Starting at the line containing "Extract all elements" and ending at the line containing "svg-text:200: 200 — [384, 1541, 474, 1600]", rewrite those lines of the data with "Top-5" changed to "Top-10" and everything else left unchanged. Leave the picture out of your answer.

[Start of Raw records]

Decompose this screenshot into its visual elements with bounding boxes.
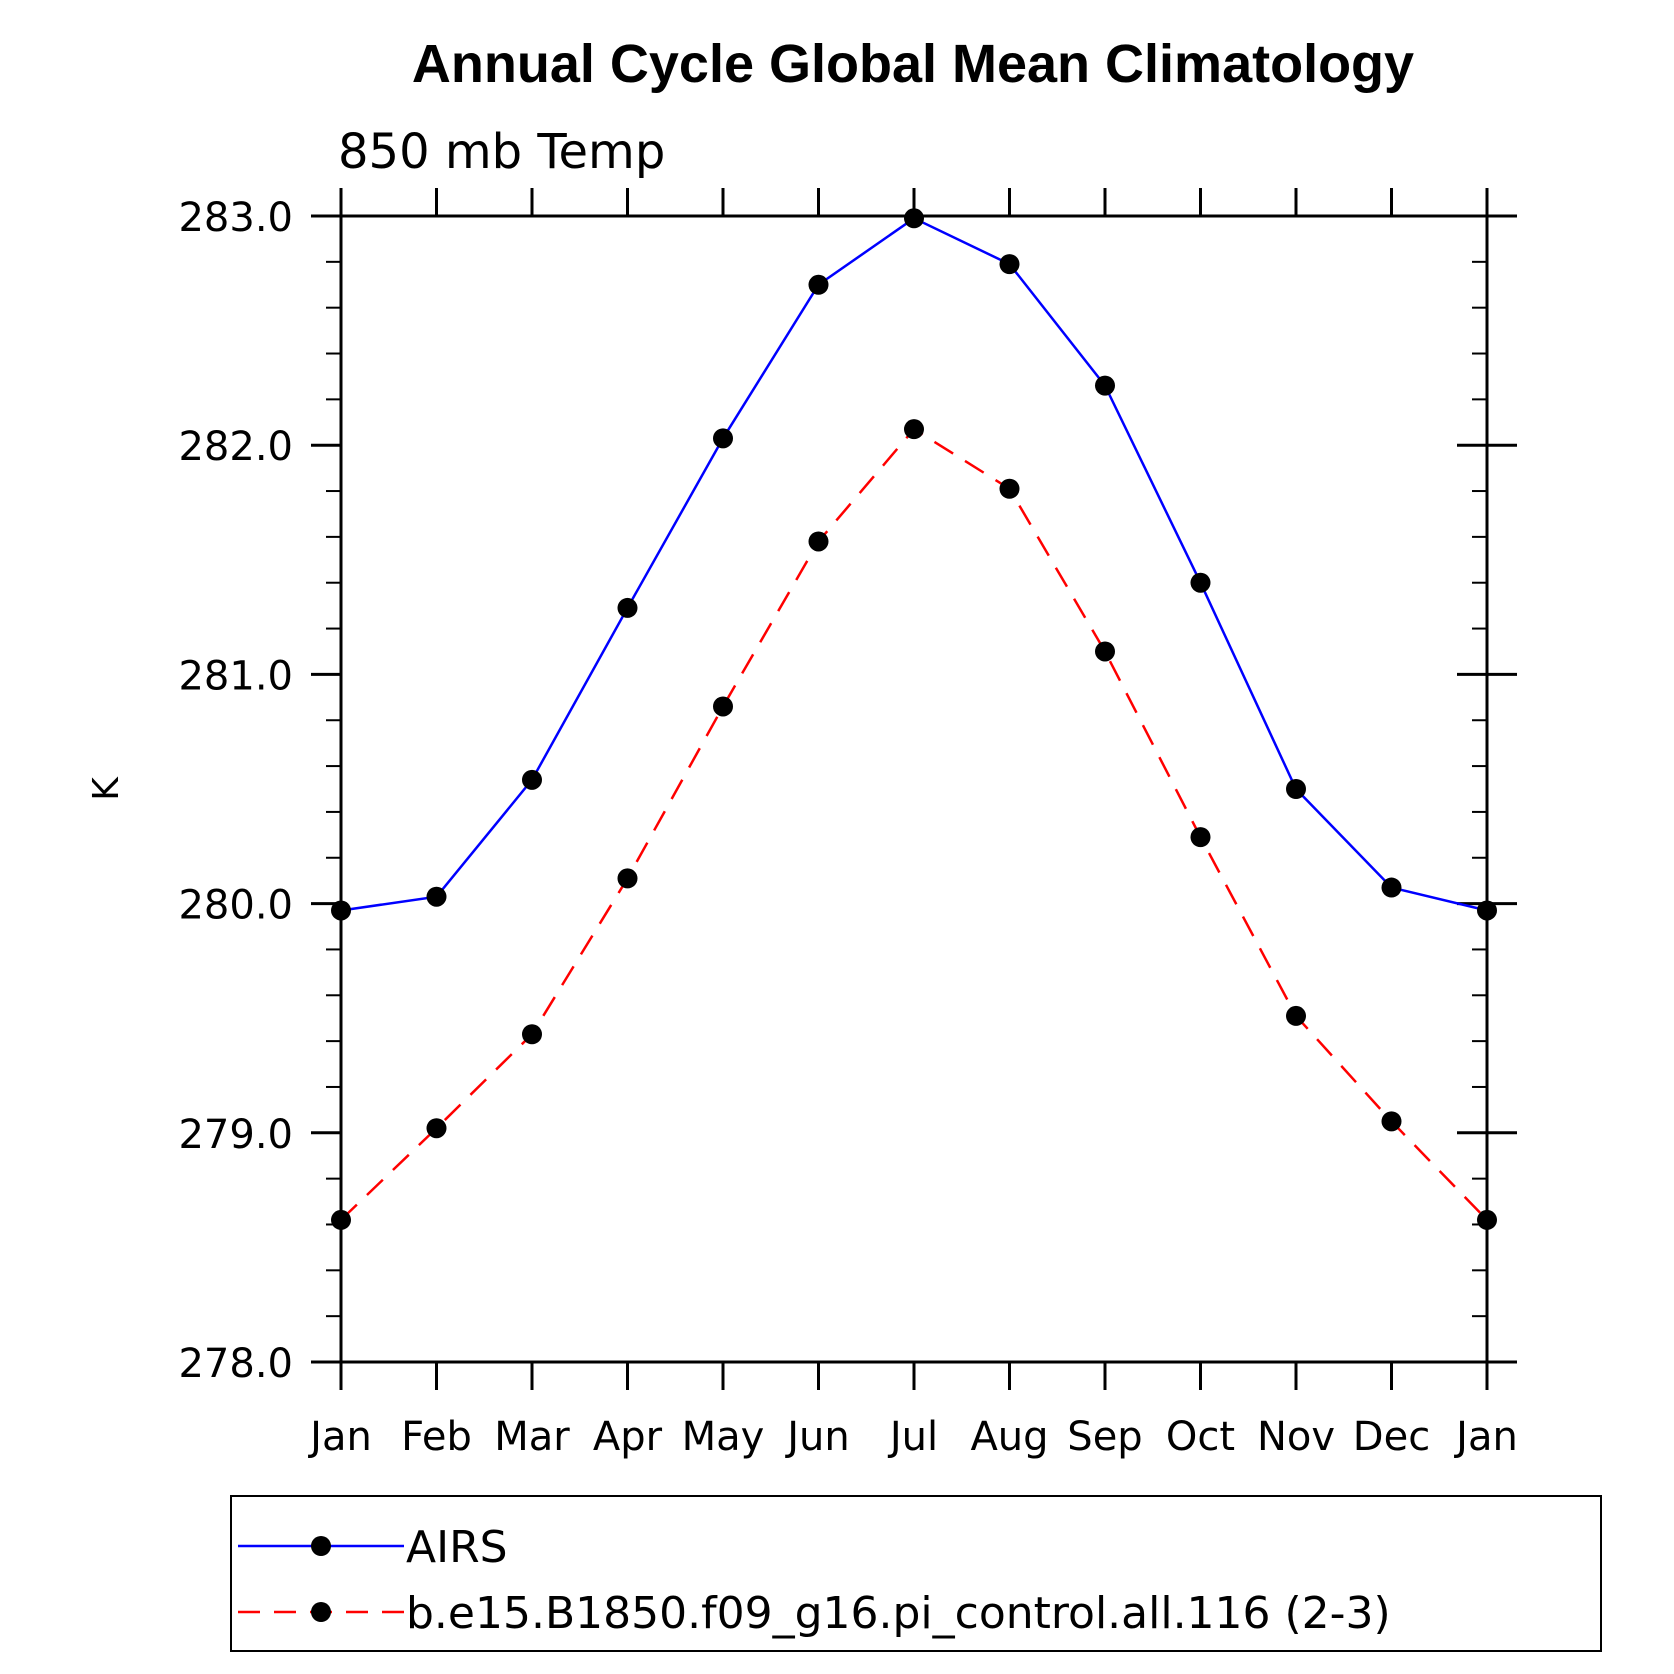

[End of Raw records]
[Start of Raw records]

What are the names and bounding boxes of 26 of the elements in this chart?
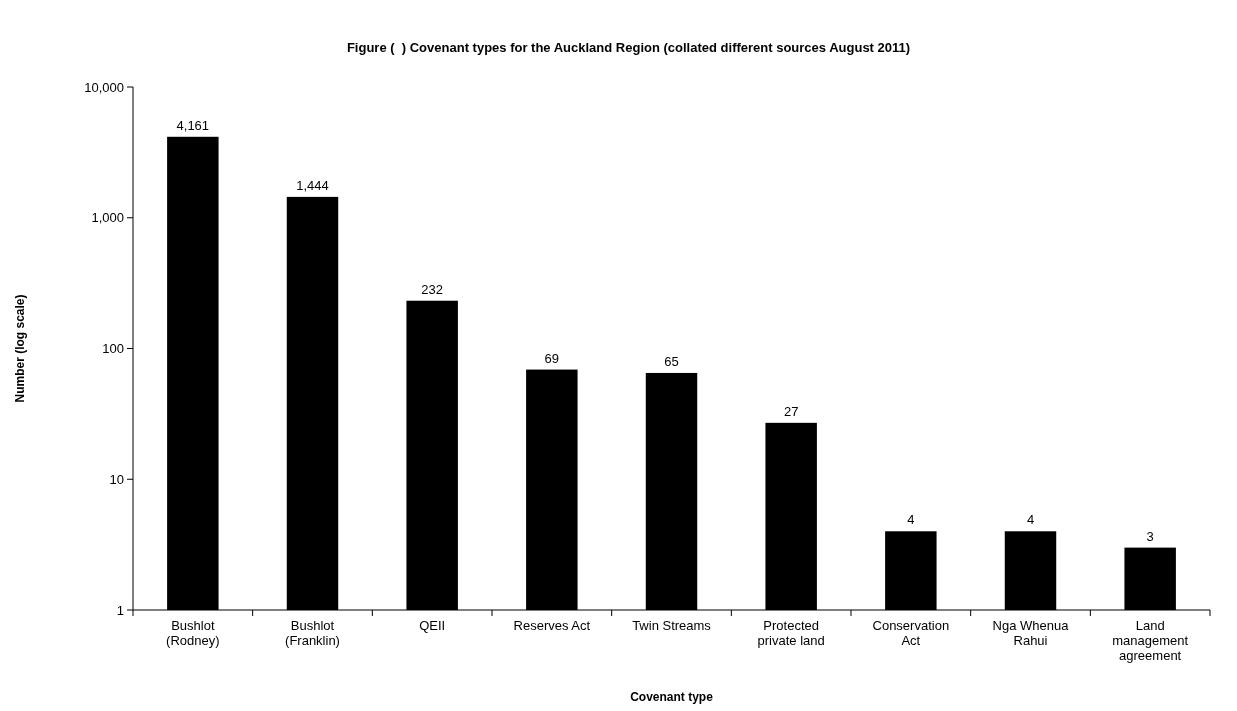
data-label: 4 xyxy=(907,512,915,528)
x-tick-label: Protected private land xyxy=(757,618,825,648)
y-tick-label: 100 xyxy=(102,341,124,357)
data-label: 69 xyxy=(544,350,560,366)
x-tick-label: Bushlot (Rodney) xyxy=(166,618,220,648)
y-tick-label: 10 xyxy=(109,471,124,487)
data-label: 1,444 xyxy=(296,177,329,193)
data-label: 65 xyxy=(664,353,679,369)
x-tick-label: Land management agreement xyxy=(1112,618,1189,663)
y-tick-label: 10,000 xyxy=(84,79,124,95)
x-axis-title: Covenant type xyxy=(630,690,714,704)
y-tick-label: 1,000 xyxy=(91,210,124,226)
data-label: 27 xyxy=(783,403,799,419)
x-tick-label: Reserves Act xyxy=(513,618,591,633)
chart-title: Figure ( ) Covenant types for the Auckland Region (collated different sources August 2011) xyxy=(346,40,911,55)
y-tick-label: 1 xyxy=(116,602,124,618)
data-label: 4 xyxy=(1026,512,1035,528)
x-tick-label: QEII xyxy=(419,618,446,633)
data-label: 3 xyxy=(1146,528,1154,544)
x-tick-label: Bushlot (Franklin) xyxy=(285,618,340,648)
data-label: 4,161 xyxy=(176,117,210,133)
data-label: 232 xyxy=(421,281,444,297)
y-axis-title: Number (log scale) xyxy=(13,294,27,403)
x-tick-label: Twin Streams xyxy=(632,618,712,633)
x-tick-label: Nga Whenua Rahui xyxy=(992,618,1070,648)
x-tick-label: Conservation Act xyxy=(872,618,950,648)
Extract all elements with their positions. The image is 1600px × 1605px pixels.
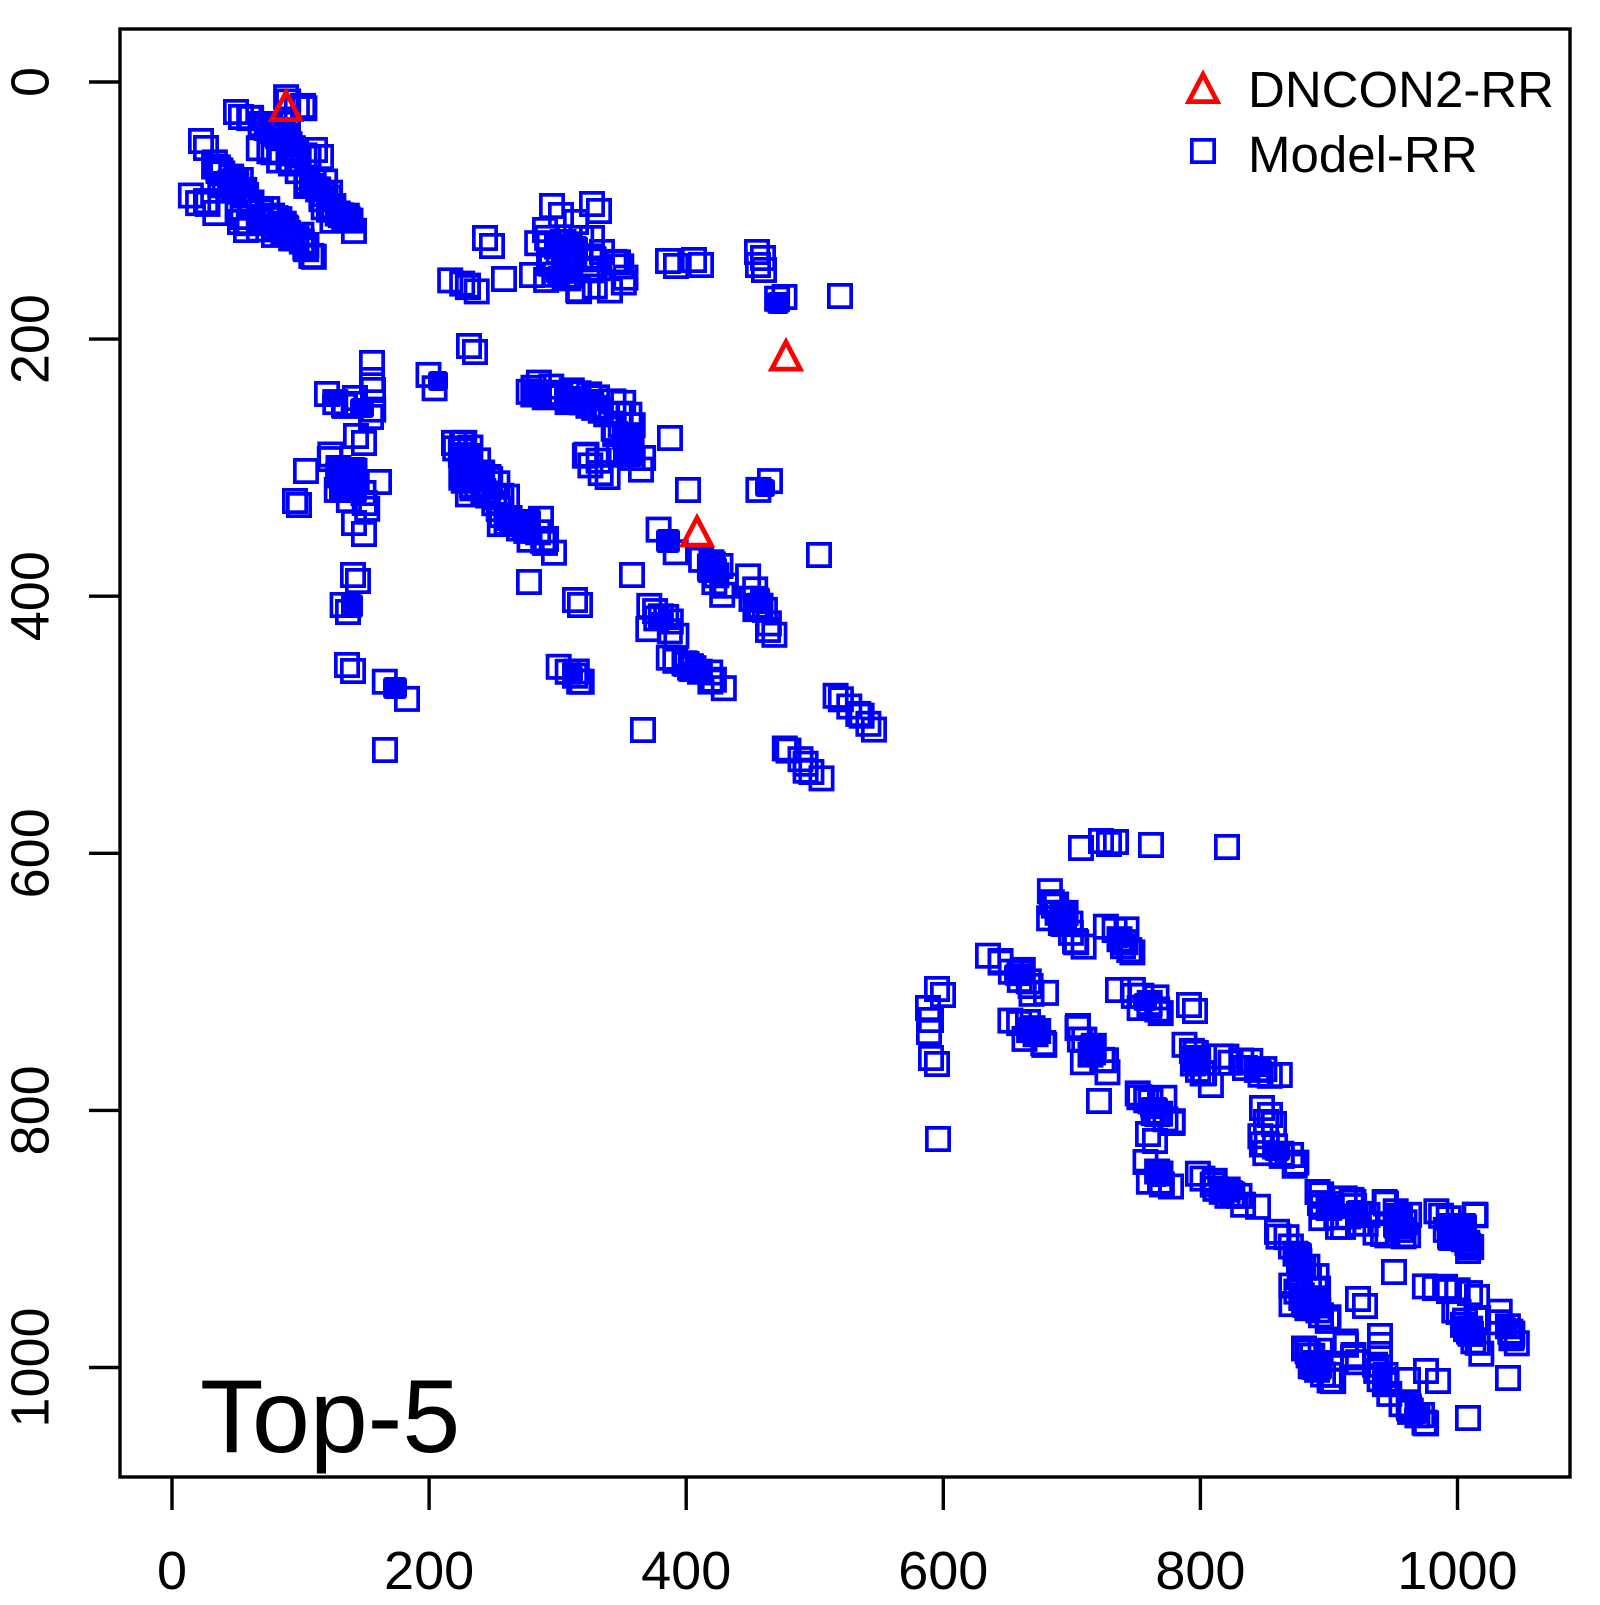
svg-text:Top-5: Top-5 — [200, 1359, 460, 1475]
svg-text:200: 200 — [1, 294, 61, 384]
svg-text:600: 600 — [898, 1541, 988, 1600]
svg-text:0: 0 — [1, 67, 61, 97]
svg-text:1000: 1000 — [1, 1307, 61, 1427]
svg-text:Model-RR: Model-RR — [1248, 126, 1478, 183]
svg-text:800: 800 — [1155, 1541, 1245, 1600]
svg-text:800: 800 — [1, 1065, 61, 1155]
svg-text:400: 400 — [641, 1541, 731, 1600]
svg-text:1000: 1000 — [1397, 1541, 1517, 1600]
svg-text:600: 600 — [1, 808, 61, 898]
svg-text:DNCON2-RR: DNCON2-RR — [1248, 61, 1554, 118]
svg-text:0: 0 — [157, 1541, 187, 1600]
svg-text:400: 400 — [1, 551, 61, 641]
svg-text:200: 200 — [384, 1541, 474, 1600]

[End of Raw records]

• [Output of the task]
Extract all elements with their positions. The image is 1600px × 1605px pixels.
svg-text:Top-10: Top-10 — [200, 1359, 460, 1475]
svg-text:200: 200 — [1, 294, 61, 384]
svg-text:600: 600 — [898, 1541, 988, 1600]
svg-text:0: 0 — [1, 67, 61, 97]
svg-text:1000: 1000 — [1, 1307, 61, 1427]
svg-text:Model-RR: Model-RR — [1248, 126, 1478, 183]
svg-text:800: 800 — [1155, 1541, 1245, 1600]
svg-text:800: 800 — [1, 1065, 61, 1155]
svg-text:400: 400 — [641, 1541, 731, 1600]
svg-text:1000: 1000 — [1397, 1541, 1517, 1600]
svg-text:600: 600 — [1, 808, 61, 898]
svg-text:DNCON2-RR: DNCON2-RR — [1248, 61, 1554, 118]
svg-text:0: 0 — [157, 1541, 187, 1600]
svg-text:400: 400 — [1, 551, 61, 641]
svg-text:200: 200 — [384, 1541, 474, 1600]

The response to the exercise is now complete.